● **Exercise directions**
Reproduce the full listing that appears beneath this instruction exactly.

Data excerpts
>>>>
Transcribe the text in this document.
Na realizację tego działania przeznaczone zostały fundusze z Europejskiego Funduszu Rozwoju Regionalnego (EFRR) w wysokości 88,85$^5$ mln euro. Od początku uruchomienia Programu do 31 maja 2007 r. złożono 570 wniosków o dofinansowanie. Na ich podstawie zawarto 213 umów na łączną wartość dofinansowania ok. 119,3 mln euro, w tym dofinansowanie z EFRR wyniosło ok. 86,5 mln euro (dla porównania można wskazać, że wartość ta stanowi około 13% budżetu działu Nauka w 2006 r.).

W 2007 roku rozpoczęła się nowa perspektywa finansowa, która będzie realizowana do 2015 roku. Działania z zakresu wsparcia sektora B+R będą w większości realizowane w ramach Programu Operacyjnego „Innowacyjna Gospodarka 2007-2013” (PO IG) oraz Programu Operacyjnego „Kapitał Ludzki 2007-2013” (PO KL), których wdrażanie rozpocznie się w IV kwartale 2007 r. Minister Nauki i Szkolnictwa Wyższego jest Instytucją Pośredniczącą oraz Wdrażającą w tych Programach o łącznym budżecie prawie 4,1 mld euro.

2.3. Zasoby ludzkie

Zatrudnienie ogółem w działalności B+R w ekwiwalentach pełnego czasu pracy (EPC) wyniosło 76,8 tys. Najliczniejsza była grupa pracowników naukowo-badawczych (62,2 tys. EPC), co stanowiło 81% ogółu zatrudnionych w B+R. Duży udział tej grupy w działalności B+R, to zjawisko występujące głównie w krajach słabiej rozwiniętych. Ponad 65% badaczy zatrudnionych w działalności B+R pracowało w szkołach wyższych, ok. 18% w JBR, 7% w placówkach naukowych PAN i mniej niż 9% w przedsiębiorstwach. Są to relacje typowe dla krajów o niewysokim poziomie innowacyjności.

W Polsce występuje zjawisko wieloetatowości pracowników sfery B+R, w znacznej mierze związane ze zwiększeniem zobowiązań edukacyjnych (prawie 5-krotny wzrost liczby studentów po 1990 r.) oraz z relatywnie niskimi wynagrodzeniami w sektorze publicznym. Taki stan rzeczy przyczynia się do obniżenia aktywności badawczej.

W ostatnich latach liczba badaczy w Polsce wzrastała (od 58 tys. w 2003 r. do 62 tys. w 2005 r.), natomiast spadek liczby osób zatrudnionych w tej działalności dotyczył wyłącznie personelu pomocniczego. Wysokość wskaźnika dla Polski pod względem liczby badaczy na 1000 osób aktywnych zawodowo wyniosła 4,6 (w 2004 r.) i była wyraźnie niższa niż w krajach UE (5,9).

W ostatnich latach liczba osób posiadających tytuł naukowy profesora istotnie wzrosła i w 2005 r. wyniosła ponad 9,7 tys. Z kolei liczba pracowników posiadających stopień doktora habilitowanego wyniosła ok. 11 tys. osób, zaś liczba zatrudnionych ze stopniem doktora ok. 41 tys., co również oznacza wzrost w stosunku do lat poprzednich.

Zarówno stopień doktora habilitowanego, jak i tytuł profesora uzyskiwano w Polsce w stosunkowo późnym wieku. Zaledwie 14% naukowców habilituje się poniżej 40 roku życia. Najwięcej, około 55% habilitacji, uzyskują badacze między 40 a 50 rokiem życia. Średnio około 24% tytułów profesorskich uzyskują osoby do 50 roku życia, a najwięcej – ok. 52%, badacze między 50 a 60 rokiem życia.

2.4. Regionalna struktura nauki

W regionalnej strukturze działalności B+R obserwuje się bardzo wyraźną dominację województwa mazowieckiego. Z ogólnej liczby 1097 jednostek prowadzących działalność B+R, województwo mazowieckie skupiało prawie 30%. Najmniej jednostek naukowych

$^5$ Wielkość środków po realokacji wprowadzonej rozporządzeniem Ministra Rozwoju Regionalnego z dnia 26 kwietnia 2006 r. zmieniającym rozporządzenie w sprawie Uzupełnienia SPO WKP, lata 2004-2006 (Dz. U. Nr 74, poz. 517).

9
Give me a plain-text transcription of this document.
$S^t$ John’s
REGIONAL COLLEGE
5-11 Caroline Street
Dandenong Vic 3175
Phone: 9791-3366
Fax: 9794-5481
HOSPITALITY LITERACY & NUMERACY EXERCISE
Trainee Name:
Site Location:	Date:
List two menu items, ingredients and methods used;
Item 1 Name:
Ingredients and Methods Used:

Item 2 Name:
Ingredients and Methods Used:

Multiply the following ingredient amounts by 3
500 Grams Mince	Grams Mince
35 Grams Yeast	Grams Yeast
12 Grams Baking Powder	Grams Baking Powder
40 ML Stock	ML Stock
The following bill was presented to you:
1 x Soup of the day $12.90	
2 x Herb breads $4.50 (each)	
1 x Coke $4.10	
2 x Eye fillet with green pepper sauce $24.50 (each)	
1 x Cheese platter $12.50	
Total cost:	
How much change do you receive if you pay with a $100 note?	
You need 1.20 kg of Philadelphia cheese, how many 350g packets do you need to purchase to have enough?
<<<<
● **Task output**
Transcribe the text in this document.
Na realizację tego działania przeznaczone zostały fundusze z Europejskiego Funduszu Rozwoju Regionalnego (EFRR) w wysokości 88,85$^5$ mln euro. Od początku uruchomienia Programu do 31 maja 2007 r. złożono 570 wniosków o dofinansowanie. Na ich podstawie zawarto 213 umów na łączną wartość dofinansowania ok. 119,3 mln euro, w tym dofinansowanie z EFRR wyniosło ok. 86,5 mln euro (dla porównania można wskazać, że wartość ta stanowi około 13% budżetu działu Nauka w 2006 r.).

W 2007 roku rozpoczęła się nowa perspektywa finansowa, która będzie realizowana do 2015 roku. Działania z zakresu wsparcia sektora B+R będą w większości realizowane w ramach Programu Operacyjnego „Innowacyjna Gospodarka 2007-2013” (PO IG) oraz Programu Operacyjnego „Kapitał Ludzki 2007-2013” (PO KL), których wdrażanie rozpocznie się w IV kwartale 2007 r. Minister Nauki i Szkolnictwa Wyższego jest Instytucją Pośredniczącą oraz Wdrażającą w tych Programach o łącznym budżecie prawie 4,1 mld euro.

2.3. Zasoby ludzkie

Zatrudnienie ogółem w działalności B+R w ekwiwalentach pełnego czasu pracy (EPC) wyniosło 76,8 tys. Najliczniejsza była grupa pracowników naukowo-badawczych (62,2 tys. EPC), co stanowiło 81% ogółu zatrudnionych w B+R. Duży udział tej grupy w działalności B+R, to zjawisko występujące głównie w krajach słabiej rozwiniętych. Ponad 65% badaczy zatrudnionych w działalności B+R pracowało w szkołach wyższych, ok. 18% w JBR, 7% w placówkach naukowych PAN i mniej niż 9% w przedsiębiorstwach. Są to relacje typowe dla krajów o niewysokim poziomie innowacyjności.

W Polsce występuje zjawisko wieloetatowości pracowników sfery B+R, w znacznej mierze związane ze zwiększeniem zobowiązań edukacyjnych (prawie 5-krotny wzrost liczby studentów po 1990 r.) oraz z relatywnie niskimi wynagrodzeniami w sektorze publicznym. Taki stan rzeczy przyczynia się do obniżenia aktywności badawczej.

W ostatnich latach liczba badaczy w Polsce wzrastała (od 58 tys. w 2003 r. do 62 tys. w 2005 r.), natomiast spadek liczby osób zatrudnionych w tej działalności dotyczył wyłącznie personelu pomocniczego. Wysokość wskaźnika dla Polski pod względem liczby badaczy na 1000 osób aktywnych zawodowo wyniosła 4,6 (w 2004 r.) i była wyraźnie niższa niż w krajach UE (5,9).

W ostatnich latach liczba osób posiadających tytuł naukowy profesora istotnie wzrosła i w 2005 r. wyniosła ponad 9,7 tys. Z kolei liczba pracowników posiadających stopień doktora habilitowanego wyniosła ok. 11 tys. osób, zaś liczba zatrudnionych ze stopniem doktora ok. 41 tys., co również oznacza wzrost w stosunku do lat poprzednich.

Zarówno stopień doktora habilitowanego, jak i tytuł profesora uzyskiwano w Polsce w stosunkowo późnym wieku. Zaledwie 14% naukowców habilituje się poniżej 40 roku życia. Najwięcej, około 55% habilitacji, uzyskują badacze między 40 a 50 rokiem życia. Średnio około 24% tytułów profesorskich uzyskują osoby do 50 roku życia, a najwięcej – ok. 52%, badacze między 50 a 60 rokiem życia.

2.4. Regionalna struktura nauki

W regionalnej strukturze działalności B+R obserwuje się bardzo wyraźną dominację województwa mazowieckiego. Z ogólnej liczby 1097 jednostek prowadzących działalność B+R, województwo mazowieckie skupiało prawie 30%. Najmniej jednostek naukowych

$^5$ Wielkość środków po realokacji wprowadzonej rozporządzeniem Ministra Rozwoju Regionalnego z dnia 26 kwietnia 2006 r. zmieniającym rozporządzenie w sprawie Uzupełnienia SPO WKP, lata 2004-2006 (Dz. U. Nr 74, poz. 517).

9
Give me a plain-text transcription of this document.
$S^t$ John’s
REGIONAL COLLEGE
5-11 Caroline Street
Dandenong Vic 3175
Phone: 9791-3366
Fax: 9794-5481
HOSPITALITY LITERACY & NUMERACY EXERCISE
Trainee Name:
Site Location:	Date:
List two menu items, ingredients and methods used;
Item 1 Name:
Ingredients and Methods Used:

Item 2 Name:
Ingredients and Methods Used:

Multiply the following ingredient amounts by 3
500 Grams Mince	Grams Mince
35 Grams Yeast	Grams Yeast
12 Grams Baking Powder	Grams Baking Powder
40 ML Stock	ML Stock
The following bill was presented to you:
1 x Soup of the day $12.90	
2 x Herb breads $4.50 (each)	
1 x Coke $4.10	
2 x Eye fillet with green pepper sauce $24.50 (each)	
1 x Cheese platter $12.50	
Total cost:	
How much change do you receive if you pay with a $100 note?	
You need 1.20 kg of Philadelphia cheese, how many 350g packets do you need to purchase to have enough?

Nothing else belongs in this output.